--- Begin SOURCE EXTRACT ---

Fig. 5 — F1 measure for fixed base rate and number fn of false negatives. F1 o ers increasing marginal returns as a function of tn. Each line is a fixed value of fn.

While F1 was developed for single-label information retrieval, as mentioned there are variants of F1 for the multilabel setting. Micro F1 treats all predictions on all labels as one vector and then calculates the F1 measure. Specifically,

t p = 2 \sum_{i = 1}^{n} \sum_{j = 1}^{m} 𝟙 (P_{i j} = 1) 𝟙 (G_{i j} = 1) .

We define fp and fn analogously and calculate the final score using (1). Macro F1, which can also be called per label F1, calculates the F1 for each of the m labels and averages them:

F 1_{M} (P, G) = \frac{1}{m} \sum_{j = 1}^{m} F 1 (P_{: j}, G_{: j}) .

The per instance F1 measure is similar, but averages F1 over all n examples:

F 1_{I} (P, G) = \frac{1}{n} \sum_{i = 1}^{n} F 1 (P_{i :}, G_{i :}) .

Accuracy is the fraction of all instances that are predicted correctly:

A = \frac{t p + t n}{t p + t n + f p + f n} .

Accuracy is adapted to the multilabel setting by summing tp and tn for all labels and then dividing by the total number of predictions:

A (P, G) = \frac{1}{n m} \sum_{i = 1}^{n} \sum_{j = 1}^{m} 𝟙 (P_{i j} = G_{i j}) .

The Jaccard index, a monotonically increasing function of F1, is the cardinality of the intersection of the predicted positive set and the actual positive set divided by the cardinality of their union:

J = \frac{t p}{t p + f n + f p} .

3 Prior Work

Motivated by the widespread use of the F1 measure in information retrieval and in single and multilabel binary classification, researchers have published extensively on its optimization. The paper [8] proposes an outer-inner maximization technique for F1 maximization, while [4] studies extensions to the multilabel setting, showing that simple threshold search strategies are sufficient when individual probabilistic classifiers are independent. Finally, the paper [6] describes how the method of [8] can be extended to efficiently label data points even when classifier outputs are dependent. More recent work in this direction can be found in [19]. However, none of this work directly identifies the relationship of the optimal threshold to the maximum achievable F1 measure over all thresholds, as we do here.

While there has been work on applying general constrained optimization techniques to related measures [13], research often focuses on specific classification methods. In particular, the paper [16] studies F1 optimization for conditional random fields and [14] discusses similar optimization for SVMs. In our work, we study the consequences of maximizing F1 for the general case of any classifier that outputs real-valued scores.

--- End SOURCE EXTRACT ---
--- Begin MATERIAL SHOWN ---

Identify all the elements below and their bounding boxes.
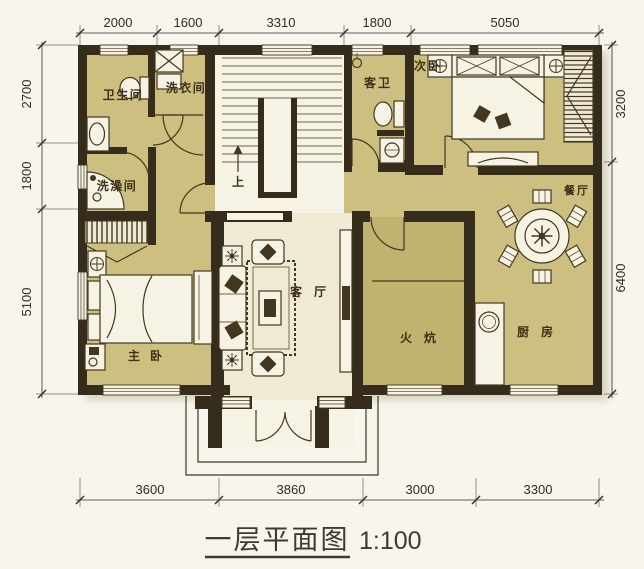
window-second-bedroom-b <box>478 45 562 55</box>
bedroom-cabinet <box>194 271 212 344</box>
wardrobe <box>564 50 593 142</box>
svg-text:3600: 3600 <box>136 482 165 497</box>
label-guest-bath: 客卫 <box>363 75 392 90</box>
shower-head <box>90 175 96 181</box>
stairwell-floor <box>215 55 344 215</box>
dresser <box>468 152 538 166</box>
title-block: 一层平面图 1:100 <box>205 525 422 557</box>
closet-hatch <box>85 221 148 243</box>
armchair <box>252 352 284 376</box>
svg-text:1800: 1800 <box>363 15 392 30</box>
svg-text:3310: 3310 <box>267 15 296 30</box>
window-bathroom <box>100 45 128 55</box>
label-master-bedroom: 主卧 <box>128 348 172 363</box>
dining-chair <box>533 190 551 203</box>
guest-toilet-tank <box>394 101 404 127</box>
guest-bath-shelf-wall <box>377 130 404 136</box>
window-kang <box>387 385 442 395</box>
svg-text:2000: 2000 <box>104 15 133 30</box>
svg-text:3200: 3200 <box>613 90 628 119</box>
tv <box>342 286 350 320</box>
window-vestibule-right <box>319 397 345 408</box>
plan-scale: 1:100 <box>359 527 422 555</box>
label-bathroom: 卫生间 <box>103 87 144 102</box>
svg-text:6400: 6400 <box>613 264 628 293</box>
label-laundry: 洗衣间 <box>166 80 207 95</box>
label-kitchen: 厨房 <box>517 324 565 339</box>
window-vestibule-left <box>222 397 250 408</box>
washbasin-counter <box>87 117 109 151</box>
window-second-bedroom-a <box>420 45 470 55</box>
svg-text:1800: 1800 <box>19 162 34 191</box>
label-living: 客厅 <box>289 284 338 299</box>
kitchen-fixtures <box>475 303 504 385</box>
guest-toilet-bowl <box>374 102 392 126</box>
window-master-bedroom-bottom <box>103 385 180 395</box>
svg-text:5050: 5050 <box>491 15 520 30</box>
label-dining: 餐厅 <box>563 183 590 197</box>
plan-title: 一层平面图 <box>205 525 350 555</box>
armchair <box>252 240 284 264</box>
label-kang: 火炕 <box>400 330 448 345</box>
floor-plan-canvas: 上 <box>0 0 644 569</box>
dining-chair <box>533 270 551 283</box>
porch-column-right <box>315 406 329 448</box>
living-wall-niche <box>227 213 283 220</box>
wall-outer-right <box>593 45 602 395</box>
window-stairwell <box>262 45 312 55</box>
svg-text:5100: 5100 <box>19 288 34 317</box>
window-shower <box>78 165 87 189</box>
svg-text:3000: 3000 <box>406 482 435 497</box>
stair-up-label: 上 <box>232 174 244 189</box>
floor-plan-svg: 上 <box>0 0 644 569</box>
window-master-bedroom-side <box>78 272 87 320</box>
svg-text:1600: 1600 <box>174 15 203 30</box>
master-bed <box>100 275 192 343</box>
guest-basin-cabinet <box>380 138 404 163</box>
svg-text:3860: 3860 <box>277 482 306 497</box>
kang-room-floor <box>363 217 464 389</box>
svg-text:2700: 2700 <box>19 80 34 109</box>
window-kitchen <box>510 385 558 395</box>
svg-text:3300: 3300 <box>524 482 553 497</box>
label-shower: 洗澡间 <box>97 178 138 193</box>
porch-column-left <box>208 406 222 448</box>
label-second-bedroom: 次卧 <box>414 58 442 73</box>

--- End MATERIAL SHOWN ---

TO DO:
a) From the "Prior Work" section of the passage on F1 measure variants, list each bracketed reference number once, in the order it first appears.
b) Write the next part of the passage on F1 measure variants, picking up after its final sentence.

IN RESPONSE:
a) [8], [4], [6], [19], [13], [16], [14]

b)
A result similar to a special case below, Corollary 1, was recently derived in [20]. However, the derivation there is complex and does not prove the more general Theorem 1, which describes the optimal decision-making threshold even when the scores output by a classifier are not probabilities.

The batch observation is related to the note in [9] that given a fixed classifier, a specific example may or may not cross the decision threshold, depending on the other examples present in the test data. However, the previous paper does not characterize what this threshold is, nor does it explain the differences between predictions made to optimize micro and macro average F1.

4 Optimal Decision Rule for F1 Maximization

In this section, we provide a characterization of the decision rule that maximizes the F1 measure, and, for a special case, we present a relationship between the optimal threshold and the maximum achievable F1 value.

We assume that the classifier outputs real-valued scores s and that there exist two distributions p(s|t = 1) and p(s|t = 0) that are the conditional probability of seeing the score s when the true label t is 1 or 0, respectively. We assume that these distributions are known in this section; the next section discusses an empirical version of the result. Note also that in this section tp etc. are fractions that sum to one, not counts.

Given p(s|t = 1) and p(s|t = 0), we seek a decision rule D: s → {0, 1} mapping scores to class labels such that the resulting classifier maximizes F1. We start with a lemma that is valid for any D.

Lemma 1. The true positive rate $t p = b \int_{s : D (s) = 1} p (s ∣ t = 1) d s$ where the base rate is b = p(t = 1).

Proof. Clearly $t p = \int_{s : D (s) = 1} p (t = 1 ∣ s) p (s) d s$ . Bayes rule says that p(t = 1|s) = p(s|t = 1)p(t = 1)/p(s). Hence $t p = b \int_{s : D (s) = 1} p (s ∣ t = 1) d s$ .

Using three similar lemmas, the entries of the confusion matrix are

\begin{matrix} t p = b \int_{s : D (s) = 1} p (s ∣ t = 1) d s \\ f n = b \int_{s : D (s) = 0} p (s ∣ t = 1) d s \\ f p = (1 - b) \int_{s : D (s) = 1} p (s ∣ t = 0) d s \\ t n = (1 - b) \int_{s : D (s) = 0} p (s ∣ t = 0) d s . \end{matrix}

The following theorem describes the optimal decision rule that maximizes F1.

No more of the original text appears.